EXERCISE PROMPT: Can you rewrite the lines of the records as a numbered list, skipping any blank lines, starting at the line that contains "wind-barb [109, 622, 117, 630]" and stopping after the line that contains "wind-barb [18, 407, 27, 415]"?
══ TASK INPUT
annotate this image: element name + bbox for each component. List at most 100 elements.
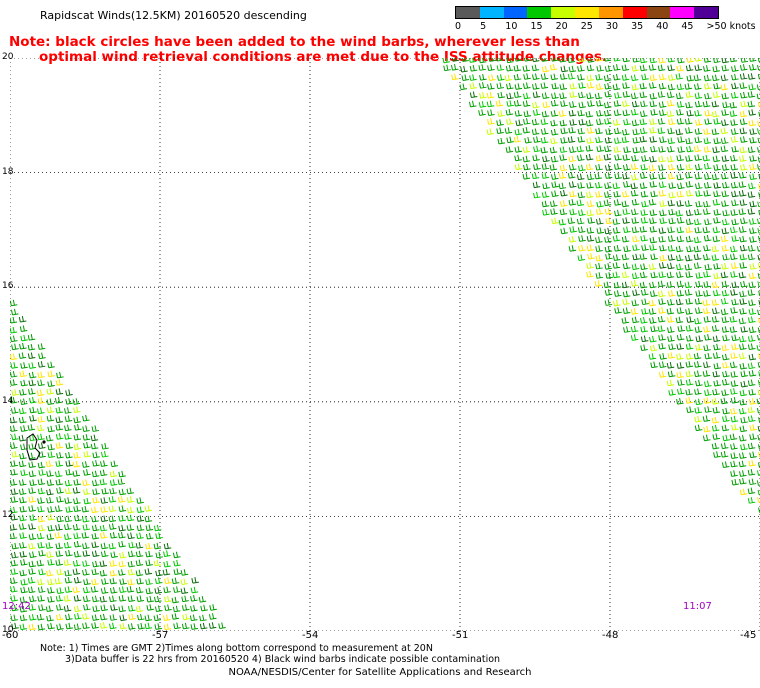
wind-barb [109, 622, 117, 630]
island-outline [26, 433, 41, 461]
wind-barb [640, 163, 649, 171]
wind-barb [19, 370, 27, 378]
wind-barb [567, 58, 576, 64]
wind-barb [46, 569, 54, 577]
wind-barb [73, 532, 81, 540]
wind-barb [153, 524, 162, 532]
wind-barb [685, 163, 694, 171]
wind-barb [126, 506, 135, 514]
wind-barb [497, 74, 505, 81]
wind-barb [685, 235, 694, 243]
wind-barb [108, 505, 117, 513]
wind-barb [19, 452, 27, 460]
wind-barb [731, 298, 739, 306]
wind-barb [126, 524, 135, 531]
wind-barb [567, 217, 576, 224]
wind-barb [676, 200, 685, 207]
wind-barb [486, 91, 495, 99]
wind-barb [118, 569, 126, 576]
wind-barb [64, 415, 73, 423]
wind-barb [522, 82, 531, 89]
wind-barb [532, 181, 541, 189]
wind-barb [729, 58, 738, 63]
wind-barb [495, 100, 504, 107]
wind-barb [739, 488, 748, 496]
wind-barb [667, 74, 676, 81]
wind-barb [37, 371, 45, 379]
wind-barb [730, 460, 738, 468]
wind-barb [702, 370, 711, 377]
wind-barb [703, 182, 712, 189]
wind-barb [110, 460, 119, 468]
wind-barb [713, 289, 721, 297]
wind-barb [739, 452, 747, 459]
wind-barb [676, 108, 684, 116]
wind-barb [730, 136, 739, 143]
wind-barb [649, 82, 657, 89]
wind-barb [612, 83, 621, 91]
wind-barb [92, 605, 100, 612]
wind-barb [144, 568, 153, 575]
wind-barb [45, 605, 54, 613]
wind-barb [747, 146, 756, 154]
wind-barb [10, 353, 18, 361]
wind-barb [513, 100, 522, 107]
wind-barb [748, 388, 756, 396]
wind-barb [28, 533, 37, 540]
wind-barb [712, 155, 721, 163]
wind-barb [649, 226, 658, 233]
lon-label: -51 [452, 630, 469, 641]
wind-barb [749, 200, 757, 208]
wind-barb [595, 154, 604, 162]
wind-barb [740, 217, 748, 225]
wind-barb [676, 154, 684, 162]
wind-barb [72, 560, 81, 567]
wind-barb [522, 155, 531, 163]
wind-barb [676, 190, 685, 198]
lon-label: -45 [740, 630, 757, 641]
wind-barb [82, 613, 90, 620]
wind-barb [506, 118, 514, 125]
wind-barb [18, 407, 27, 415]
wind-barb [568, 181, 577, 188]
wind-speed-colorbar [455, 6, 719, 19]
wind-barb [721, 227, 730, 235]
wind-barb [658, 334, 666, 341]
wind-barb [99, 469, 108, 477]
wind-barb [668, 208, 676, 216]
wind-barb [55, 550, 64, 557]
wind-barb [739, 127, 748, 135]
wind-barb [28, 505, 36, 512]
wind-barb [658, 189, 667, 197]
wind-barb [99, 478, 108, 486]
wind-barb [756, 407, 760, 414]
wind-barb [541, 92, 550, 99]
wind-barb [586, 173, 595, 181]
wind-barb [722, 361, 730, 369]
wind-barb [659, 136, 667, 143]
wind-barb [612, 182, 621, 190]
wind-barb [45, 542, 54, 549]
wind-barb [586, 82, 595, 89]
wind-barb [605, 217, 613, 225]
wind-barb [738, 189, 747, 197]
wind-barb [559, 208, 568, 216]
wind-barb [686, 58, 695, 63]
wind-barb [658, 290, 666, 298]
lon-label: -48 [602, 630, 619, 641]
wind-barb [145, 587, 154, 595]
wind-barb [531, 64, 540, 72]
wind-barb [641, 308, 649, 315]
wind-barb [73, 550, 82, 558]
wind-barb [10, 379, 18, 386]
wind-barb [630, 325, 639, 333]
wind-barb [676, 235, 685, 243]
wind-barb [757, 73, 760, 80]
wind-barb [560, 227, 568, 235]
wind-barb [720, 271, 729, 279]
wind-barb [136, 506, 145, 514]
wind-barb [604, 164, 613, 171]
wind-barb [729, 101, 738, 109]
wind-barb [658, 82, 667, 90]
wind-barb [731, 73, 739, 81]
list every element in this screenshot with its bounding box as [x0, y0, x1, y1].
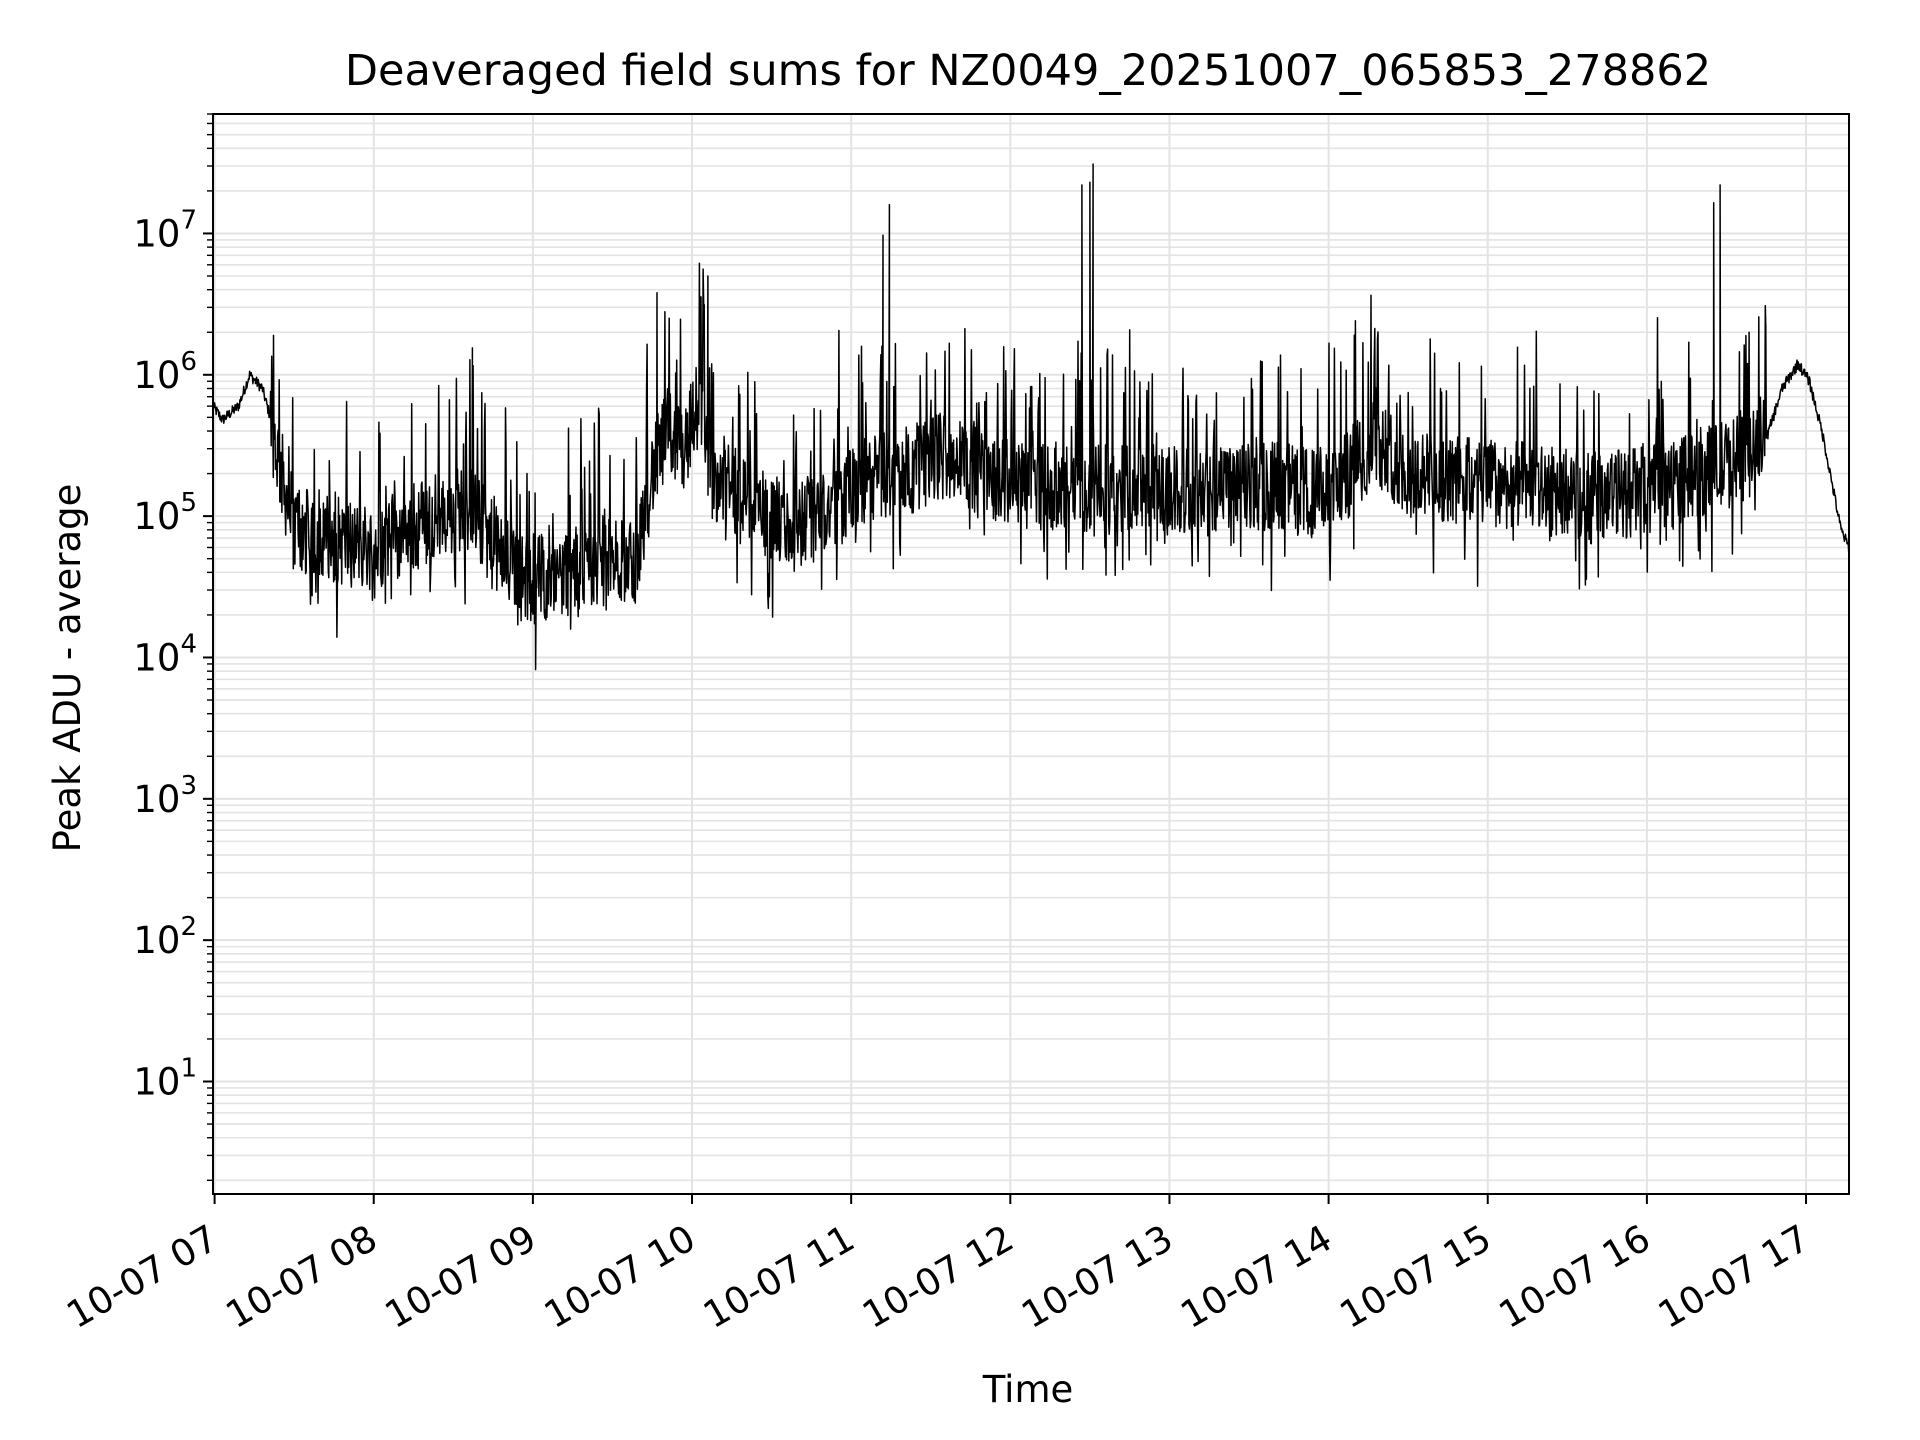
y-tick-label: 104 — [133, 629, 197, 679]
y-tick-label-base: 10 — [133, 636, 180, 679]
x-tick-label: 10-07 10 — [537, 1217, 703, 1337]
chart-title: Deaveraged field sums for NZ0049_2025100… — [345, 46, 1711, 96]
x-tick-label: 10-07 17 — [1651, 1217, 1817, 1337]
y-tick-label-exponent: 7 — [180, 205, 197, 235]
y-tick-label-base: 10 — [133, 495, 180, 538]
y-tick-label-exponent: 5 — [180, 488, 197, 518]
y-tick-label-exponent: 1 — [180, 1054, 197, 1084]
x-axis-label: Time — [982, 1368, 1074, 1411]
x-tick-label: 10-07 13 — [1014, 1217, 1180, 1337]
y-tick-label: 106 — [133, 347, 197, 397]
x-tick-label: 10-07 07 — [60, 1217, 226, 1337]
y-tick-label: 105 — [133, 488, 197, 538]
x-tick-label: 10-07 14 — [1174, 1217, 1340, 1337]
y-tick-label-base: 10 — [133, 919, 180, 962]
x-tick-label: 10-07 16 — [1492, 1217, 1658, 1337]
y-tick-label-base: 10 — [133, 212, 180, 255]
y-tick-label: 107 — [133, 205, 197, 255]
y-tick-label-exponent: 3 — [180, 771, 197, 801]
y-tick-label-exponent: 4 — [180, 629, 197, 659]
y-axis-label: Peak ADU - average — [46, 484, 89, 853]
y-tick-label: 101 — [133, 1054, 197, 1104]
x-tick-label: 10-07 08 — [219, 1217, 385, 1337]
y-tick-label-exponent: 2 — [180, 912, 197, 942]
y-tick-label-exponent: 6 — [180, 347, 197, 377]
series-layer — [212, 163, 1850, 1138]
y-tick-label-base: 10 — [133, 778, 180, 821]
grid-lines — [213, 113, 1849, 1194]
y-tick-label-base: 10 — [133, 1061, 180, 1104]
x-tick-label: 10-07 11 — [696, 1217, 862, 1337]
series-line — [212, 163, 1850, 1138]
y-tick-label: 102 — [133, 912, 197, 962]
y-tick-label: 103 — [133, 771, 197, 821]
plot-frame — [212, 113, 1850, 1195]
y-tick-label-base: 10 — [133, 354, 180, 397]
x-tick-label: 10-07 15 — [1333, 1217, 1499, 1337]
x-tick-label: 10-07 12 — [855, 1217, 1021, 1337]
x-tick-label: 10-07 09 — [378, 1217, 544, 1337]
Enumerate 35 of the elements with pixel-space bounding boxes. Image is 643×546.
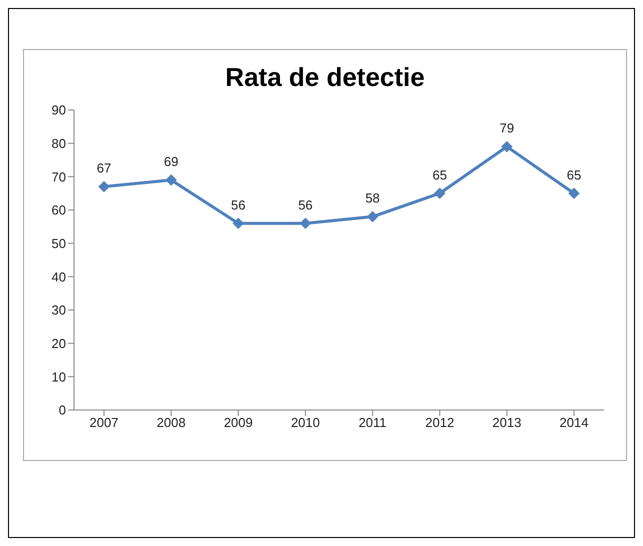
y-tick-label: 80 (52, 136, 66, 151)
y-tick-label: 40 (52, 269, 66, 284)
x-tick-label: 2013 (492, 415, 522, 430)
x-tick-label: 2008 (156, 415, 186, 430)
data-label: 56 (231, 197, 246, 212)
data-label: 67 (96, 160, 112, 176)
x-tick-label: 2007 (90, 415, 118, 430)
x-tick-label: 2010 (290, 415, 320, 430)
data-label: 58 (365, 190, 380, 206)
point (568, 188, 580, 199)
data-label: 65 (432, 167, 447, 182)
point (300, 218, 311, 229)
y-tick-label: 60 (52, 202, 66, 218)
y-tick-label: 50 (52, 236, 66, 251)
y-tick-label: 10 (52, 369, 66, 384)
point (98, 181, 110, 192)
data-label: 79 (500, 120, 514, 136)
y-tick-label: 0 (58, 402, 66, 418)
y-tick-label: 30 (52, 302, 66, 318)
point (232, 218, 244, 229)
point (166, 174, 177, 186)
point (501, 141, 512, 152)
data-label: 65 (566, 167, 582, 182)
y-tick-label: 20 (52, 336, 66, 351)
data-label: 56 (298, 197, 313, 212)
x-tick-label: 2009 (224, 415, 253, 430)
data-label: 69 (164, 154, 178, 169)
y-tick-label: 70 (52, 169, 66, 184)
x-tick-label: 2014 (560, 415, 588, 430)
x-tick-label: 2012 (425, 415, 454, 430)
chart-title: Rata de detectie (224, 62, 426, 94)
point (367, 211, 378, 222)
x-tick-label: 2011 (358, 415, 387, 430)
y-tick-label: 90 (52, 102, 66, 118)
point (434, 188, 446, 199)
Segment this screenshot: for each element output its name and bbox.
════
ANSWER TO THIS TASK:
1. wind-barb [109, 622, 117, 630]
2. island-outline [26, 433, 41, 461]
3. wind-barb [640, 163, 649, 171]
4. wind-barb [19, 370, 27, 378]
5. wind-barb [567, 58, 576, 64]
6. wind-barb [46, 569, 54, 577]
7. wind-barb [73, 532, 81, 540]
8. wind-barb [153, 524, 162, 532]
9. wind-barb [685, 163, 694, 171]
10. wind-barb [126, 506, 135, 514]
11. wind-barb [497, 74, 505, 81]
12. wind-barb [685, 235, 694, 243]
13. wind-barb [108, 505, 117, 513]
14. wind-barb [19, 452, 27, 460]
15. wind-barb [731, 298, 739, 306]
16. wind-barb [126, 524, 135, 531]
17. wind-barb [567, 217, 576, 224]
18. wind-barb [676, 200, 685, 207]
19. wind-barb [486, 91, 495, 99]
20. wind-barb [118, 569, 126, 576]
21. wind-barb [64, 415, 73, 423]
22. wind-barb [522, 82, 531, 89]
23. wind-barb [532, 181, 541, 189]
24. wind-barb [729, 58, 738, 63]
25. wind-barb [495, 100, 504, 107]
26. wind-barb [739, 488, 748, 496]
27. wind-barb [667, 74, 676, 81]
28. wind-barb [37, 371, 45, 379]
29. wind-barb [730, 460, 738, 468]
30. wind-barb [702, 370, 711, 377]
31. wind-barb [703, 182, 712, 189]
32. wind-barb [110, 460, 119, 468]
33. wind-barb [713, 289, 721, 297]
34. wind-barb [739, 452, 747, 459]
35. wind-barb [676, 108, 684, 116]
36. wind-barb [730, 136, 739, 143]
37. wind-barb [649, 82, 657, 89]
38. wind-barb [612, 83, 621, 91]
39. wind-barb [92, 605, 100, 612]
40. wind-barb [144, 568, 153, 575]
41. wind-barb [45, 605, 54, 613]
42. wind-barb [747, 146, 756, 154]
43. wind-barb [10, 353, 18, 361]
44. wind-barb [513, 100, 522, 107]
45. wind-barb [748, 388, 756, 396]
46. wind-barb [28, 533, 37, 540]
47. wind-barb [712, 155, 721, 163]
48. wind-barb [649, 226, 658, 233]
49. lon-label: -51 [452, 630, 469, 641]
50. wind-barb [749, 200, 757, 208]
51. wind-barb [595, 154, 604, 162]
52. wind-barb [740, 217, 748, 225]
53. wind-barb [676, 154, 684, 162]
54. wind-barb [72, 560, 81, 567]
55. wind-barb [522, 155, 531, 163]
56. wind-barb [676, 190, 685, 198]
57. lon-label: -45 [740, 630, 757, 641]
58. wind-barb [82, 613, 90, 620]
59. wind-barb [506, 118, 514, 125]
60. wind-barb [18, 407, 27, 415]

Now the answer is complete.